» **EXERCISE BRIEF**
Please copy every line of the data below that contains the string "button", treating uppercase and lowercase as distinct.

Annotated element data
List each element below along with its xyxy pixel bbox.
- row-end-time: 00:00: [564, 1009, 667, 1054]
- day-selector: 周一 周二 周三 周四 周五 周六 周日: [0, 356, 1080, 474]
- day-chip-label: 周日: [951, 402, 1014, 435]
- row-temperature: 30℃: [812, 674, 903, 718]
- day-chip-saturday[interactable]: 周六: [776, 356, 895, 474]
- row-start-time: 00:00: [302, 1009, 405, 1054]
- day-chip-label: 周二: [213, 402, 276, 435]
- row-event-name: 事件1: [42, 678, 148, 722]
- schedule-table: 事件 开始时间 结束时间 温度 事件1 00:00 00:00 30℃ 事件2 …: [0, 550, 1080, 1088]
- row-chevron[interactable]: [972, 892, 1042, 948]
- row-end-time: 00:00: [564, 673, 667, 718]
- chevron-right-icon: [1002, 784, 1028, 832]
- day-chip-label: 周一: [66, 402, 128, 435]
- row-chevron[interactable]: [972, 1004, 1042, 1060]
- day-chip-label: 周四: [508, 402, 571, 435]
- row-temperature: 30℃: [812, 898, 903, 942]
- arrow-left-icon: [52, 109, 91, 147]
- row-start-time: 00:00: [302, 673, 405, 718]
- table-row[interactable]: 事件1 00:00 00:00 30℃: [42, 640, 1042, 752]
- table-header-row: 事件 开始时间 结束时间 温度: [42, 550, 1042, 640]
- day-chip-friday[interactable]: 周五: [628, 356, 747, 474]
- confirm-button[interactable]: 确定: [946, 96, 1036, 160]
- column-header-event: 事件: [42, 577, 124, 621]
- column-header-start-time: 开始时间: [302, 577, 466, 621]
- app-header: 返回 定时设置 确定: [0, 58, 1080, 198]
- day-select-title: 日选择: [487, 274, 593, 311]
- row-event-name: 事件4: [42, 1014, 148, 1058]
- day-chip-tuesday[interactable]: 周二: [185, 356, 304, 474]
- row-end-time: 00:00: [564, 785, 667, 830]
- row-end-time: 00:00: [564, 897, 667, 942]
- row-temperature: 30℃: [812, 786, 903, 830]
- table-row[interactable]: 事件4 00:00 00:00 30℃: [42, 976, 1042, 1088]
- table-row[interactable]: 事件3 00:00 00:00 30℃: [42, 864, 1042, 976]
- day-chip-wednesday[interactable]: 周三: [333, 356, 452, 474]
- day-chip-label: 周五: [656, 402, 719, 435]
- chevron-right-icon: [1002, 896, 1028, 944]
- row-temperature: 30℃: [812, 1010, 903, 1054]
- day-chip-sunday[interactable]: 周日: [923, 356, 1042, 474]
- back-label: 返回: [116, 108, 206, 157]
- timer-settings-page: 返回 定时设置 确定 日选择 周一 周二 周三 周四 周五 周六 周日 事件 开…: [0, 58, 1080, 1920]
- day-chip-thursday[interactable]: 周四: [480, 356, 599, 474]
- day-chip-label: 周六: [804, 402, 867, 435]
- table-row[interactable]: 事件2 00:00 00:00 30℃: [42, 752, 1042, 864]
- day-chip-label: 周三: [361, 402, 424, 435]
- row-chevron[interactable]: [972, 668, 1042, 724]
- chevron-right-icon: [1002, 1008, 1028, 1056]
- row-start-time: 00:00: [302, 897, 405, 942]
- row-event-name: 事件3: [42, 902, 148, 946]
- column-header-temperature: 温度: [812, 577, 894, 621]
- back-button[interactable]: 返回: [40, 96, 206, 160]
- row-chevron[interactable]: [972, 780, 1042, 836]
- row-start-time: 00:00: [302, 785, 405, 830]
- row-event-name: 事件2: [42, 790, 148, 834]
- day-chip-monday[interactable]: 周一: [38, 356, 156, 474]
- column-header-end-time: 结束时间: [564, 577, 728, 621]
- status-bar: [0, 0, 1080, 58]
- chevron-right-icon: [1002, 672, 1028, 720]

» **WRITTEN ANSWER**
- confirm-button[interactable]: 确定: [946, 96, 1036, 160]
- back-button[interactable]: 返回: [40, 96, 206, 160]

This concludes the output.